- _Quoted passage_:
BHOPAL, India — Hundreds of tons of
waste still languish inside a tin-roofed warehouse in a corner of the
old grounds of the Union Carbide pesticide factory here, nearly a
quarter-century after a poison gas leak killed thousands and turned
this ancient city into a notorious symbol of industrial disaster.
The toxic remains have yet to be carted away. No one has examined to
what extent, over more than two decades, they have seeped into the soil
and water, except in desultory checks by a state environmental agency,
which turned up pesticide residues in the neighborhood wells far
exceeding permissible levels.
Nor has anyone bothered to address the concerns of those who have drunk
that water and tended kitchen gardens on this soil and who now present
a wide range of ailments, including cleft palates and mental
retardation, among their children as evidence of a second generation of
Bhopal victims, though it is impossible to say with any certainty what
is the source of the afflictions.
Why it has taken so long to deal with the disaster is an epic tale of
the ineffectiveness and seeming apathy of India’s bureaucracy and of
the government’s failure to make the factory owners do anything about
the mess they left. But the question of who will pay for the cleanup of
the 11-acre site has assumed new urgency in a country that today is
increasingly keen to attract foreign investment.
It was here that on Dec. 3, 1984, a tank inside the factory released 40
tons of methyl isocyanate gas, killing those who inhaled it while they
slept. At the time, it was called the world’s worst industrial
accident. At least 3,000 people were killed immediately. Thousands more
may have died later from the aftereffects, though the exact death toll
remains unclear.
More than 500,000 people were declared to be affected by the gas and
awarded compensation, an average of $550. Some victims say they have
yet to receive any money. Efforts to extradite Warren M. Anderson, the
chief executive of Union Carbide at the time, from the United States
continue, though apparently with little energy behind them.
Advocates for those who live near the site continue to hound the
company and their government. They chain themselves to the prime
minister’s residence one day and dog shareholder meetings on another,
refusing to let Bhopal become the tragedy that India forgot. They
insist that Dow Chemical Company, which bought Union Carbide in 2001,
also bought its liabilities and should pay for the cleanup.
“Had the toxic waste been cleaned up, the contaminated groundwater
would not have happened,” says Mira Shiva, a doctor who heads the
Voluntary Health Association, one of many groups pressing for Dow to
take responsibility for the cleanup. “Dow was the first crime. The
second crime was government negligence.”
Dow, based in Michigan, says it bears no responsibility to clean up a
mess it did not make. “As there was never any ownership, there is no
responsibility and no liability — for the Bhopal tragedy or its
aftermath,” Scot Wheeler, a company spokesman, said in an e-mail
message.
Mr. Wheeler pointed out that the former factory property, along with
the waste it contained, had been turned over to the Madhya Pradesh
State government in June 1998, and that “for whatever reason most of us
do not know or fully understand, the site remains unremediated.”
He went on to say that Dow could not finance remediation efforts, even
if it wanted to, because it could potentially open up the company to
further liabilities.
In a letter to the Indian ambassador to the United States in 2006, the
Dow chairman, Andrew N. Liveris, sought assurance from the government
that it would not be held liable for the mess on the old factory site,
“in your efforts to ensure that we have the appropriate investment
climate.”

- _Extracted data entries_:
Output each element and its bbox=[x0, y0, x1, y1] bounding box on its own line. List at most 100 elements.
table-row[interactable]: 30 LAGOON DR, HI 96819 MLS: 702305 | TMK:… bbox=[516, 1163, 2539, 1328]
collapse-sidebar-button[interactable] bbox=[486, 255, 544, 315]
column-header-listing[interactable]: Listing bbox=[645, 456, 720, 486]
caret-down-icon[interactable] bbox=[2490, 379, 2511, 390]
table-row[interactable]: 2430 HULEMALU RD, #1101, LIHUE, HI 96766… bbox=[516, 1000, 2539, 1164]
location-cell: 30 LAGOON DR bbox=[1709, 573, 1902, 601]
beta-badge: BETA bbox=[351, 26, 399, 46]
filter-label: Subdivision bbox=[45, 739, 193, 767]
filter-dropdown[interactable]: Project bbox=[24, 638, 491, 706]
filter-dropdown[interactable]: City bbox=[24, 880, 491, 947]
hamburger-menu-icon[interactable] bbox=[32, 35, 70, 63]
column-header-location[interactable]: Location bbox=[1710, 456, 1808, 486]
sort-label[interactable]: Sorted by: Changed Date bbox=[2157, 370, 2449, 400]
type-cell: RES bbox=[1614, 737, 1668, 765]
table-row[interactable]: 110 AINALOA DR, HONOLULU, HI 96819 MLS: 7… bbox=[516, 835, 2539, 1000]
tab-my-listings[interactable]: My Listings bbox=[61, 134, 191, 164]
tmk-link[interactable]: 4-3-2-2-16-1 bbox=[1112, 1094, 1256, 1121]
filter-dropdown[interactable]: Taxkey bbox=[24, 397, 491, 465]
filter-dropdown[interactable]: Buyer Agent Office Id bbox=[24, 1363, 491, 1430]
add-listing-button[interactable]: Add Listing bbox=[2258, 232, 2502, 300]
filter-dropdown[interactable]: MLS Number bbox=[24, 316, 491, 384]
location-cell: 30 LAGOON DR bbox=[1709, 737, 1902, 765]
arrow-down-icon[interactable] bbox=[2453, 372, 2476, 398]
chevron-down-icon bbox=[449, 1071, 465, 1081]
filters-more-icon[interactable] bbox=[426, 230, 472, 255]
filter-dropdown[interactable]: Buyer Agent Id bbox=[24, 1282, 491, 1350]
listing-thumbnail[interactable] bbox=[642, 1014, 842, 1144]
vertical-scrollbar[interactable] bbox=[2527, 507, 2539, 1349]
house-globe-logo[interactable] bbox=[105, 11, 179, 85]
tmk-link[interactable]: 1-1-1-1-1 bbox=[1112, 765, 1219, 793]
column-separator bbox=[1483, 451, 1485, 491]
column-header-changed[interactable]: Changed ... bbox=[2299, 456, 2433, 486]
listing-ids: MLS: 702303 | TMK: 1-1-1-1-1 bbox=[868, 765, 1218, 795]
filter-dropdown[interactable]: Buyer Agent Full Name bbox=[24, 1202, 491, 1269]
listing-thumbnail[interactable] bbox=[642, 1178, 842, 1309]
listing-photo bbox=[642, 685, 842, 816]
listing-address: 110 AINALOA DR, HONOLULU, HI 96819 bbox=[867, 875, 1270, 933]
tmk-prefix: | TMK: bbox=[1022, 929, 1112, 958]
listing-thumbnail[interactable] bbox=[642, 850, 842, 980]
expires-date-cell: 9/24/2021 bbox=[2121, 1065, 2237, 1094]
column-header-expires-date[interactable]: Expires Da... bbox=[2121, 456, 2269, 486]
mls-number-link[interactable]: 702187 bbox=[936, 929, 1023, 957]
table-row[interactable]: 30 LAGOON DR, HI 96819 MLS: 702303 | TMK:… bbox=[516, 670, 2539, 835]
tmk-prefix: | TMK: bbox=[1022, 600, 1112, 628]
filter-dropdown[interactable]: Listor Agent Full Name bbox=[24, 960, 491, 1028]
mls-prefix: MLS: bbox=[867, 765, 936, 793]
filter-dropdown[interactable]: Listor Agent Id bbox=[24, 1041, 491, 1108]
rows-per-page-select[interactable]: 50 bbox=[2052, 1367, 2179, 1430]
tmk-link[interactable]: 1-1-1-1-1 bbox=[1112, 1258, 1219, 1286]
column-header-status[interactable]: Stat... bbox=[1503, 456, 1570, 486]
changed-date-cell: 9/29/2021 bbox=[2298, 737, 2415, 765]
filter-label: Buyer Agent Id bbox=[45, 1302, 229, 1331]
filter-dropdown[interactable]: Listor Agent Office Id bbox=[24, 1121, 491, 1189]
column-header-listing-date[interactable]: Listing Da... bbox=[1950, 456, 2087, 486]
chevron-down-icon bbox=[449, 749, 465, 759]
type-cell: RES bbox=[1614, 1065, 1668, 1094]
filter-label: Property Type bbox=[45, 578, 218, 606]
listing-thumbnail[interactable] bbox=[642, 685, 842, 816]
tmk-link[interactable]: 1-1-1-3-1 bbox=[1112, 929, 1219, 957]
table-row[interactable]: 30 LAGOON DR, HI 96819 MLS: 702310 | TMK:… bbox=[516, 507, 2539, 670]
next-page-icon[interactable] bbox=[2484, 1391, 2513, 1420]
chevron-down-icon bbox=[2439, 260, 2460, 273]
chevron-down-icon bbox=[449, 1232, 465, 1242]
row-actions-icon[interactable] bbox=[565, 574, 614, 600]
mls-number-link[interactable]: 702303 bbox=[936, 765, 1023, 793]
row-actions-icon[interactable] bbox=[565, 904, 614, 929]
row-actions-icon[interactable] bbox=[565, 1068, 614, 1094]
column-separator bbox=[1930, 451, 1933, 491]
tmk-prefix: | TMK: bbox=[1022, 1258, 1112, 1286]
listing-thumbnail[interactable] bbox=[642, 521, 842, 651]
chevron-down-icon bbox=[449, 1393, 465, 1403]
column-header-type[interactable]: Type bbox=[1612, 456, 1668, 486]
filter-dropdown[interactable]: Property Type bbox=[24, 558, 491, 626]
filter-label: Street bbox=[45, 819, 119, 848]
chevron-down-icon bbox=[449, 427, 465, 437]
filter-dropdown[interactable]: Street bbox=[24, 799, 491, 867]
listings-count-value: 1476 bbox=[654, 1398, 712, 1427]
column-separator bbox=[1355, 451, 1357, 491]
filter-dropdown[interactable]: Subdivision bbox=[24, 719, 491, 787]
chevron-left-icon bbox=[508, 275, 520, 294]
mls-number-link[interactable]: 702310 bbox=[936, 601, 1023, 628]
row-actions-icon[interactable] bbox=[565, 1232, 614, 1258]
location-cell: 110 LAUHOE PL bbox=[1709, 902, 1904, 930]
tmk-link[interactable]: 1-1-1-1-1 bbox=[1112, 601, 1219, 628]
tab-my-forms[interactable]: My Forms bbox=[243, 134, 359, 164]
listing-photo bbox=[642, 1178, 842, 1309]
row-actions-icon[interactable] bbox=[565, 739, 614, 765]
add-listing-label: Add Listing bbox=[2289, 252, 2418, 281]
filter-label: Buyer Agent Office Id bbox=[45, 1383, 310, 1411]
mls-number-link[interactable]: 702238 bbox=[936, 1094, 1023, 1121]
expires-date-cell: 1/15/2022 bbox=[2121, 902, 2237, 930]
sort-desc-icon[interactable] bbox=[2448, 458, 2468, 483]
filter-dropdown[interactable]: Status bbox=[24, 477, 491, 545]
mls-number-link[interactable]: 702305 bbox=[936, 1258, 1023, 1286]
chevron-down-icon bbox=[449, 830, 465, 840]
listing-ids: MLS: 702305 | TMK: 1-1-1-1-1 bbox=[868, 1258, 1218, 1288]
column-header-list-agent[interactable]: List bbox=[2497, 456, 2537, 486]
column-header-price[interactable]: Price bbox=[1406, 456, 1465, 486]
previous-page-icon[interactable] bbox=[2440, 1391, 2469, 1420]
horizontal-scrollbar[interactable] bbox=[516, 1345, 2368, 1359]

- _Work item_:
For each statement below, say whether it agrees with the Bhopal article, answering yes or no and quoting the words of the article that decide it.
1. Dow Chemical Company bought Union Carbide in 2001.
2. Every victim declared affected by the gas has received compensation.
3. The former factory property was handed over to the Madhya Pradesh State government in June 1998.
The items play no role in this work.

- _Reply to the task_:
1. Yes: "which bought Union Carbide in 2001"
2. No: "Some victims say they have yet to receive any money."
3. Yes: "had been turned over to the Madhya Pradesh State government in June 1998"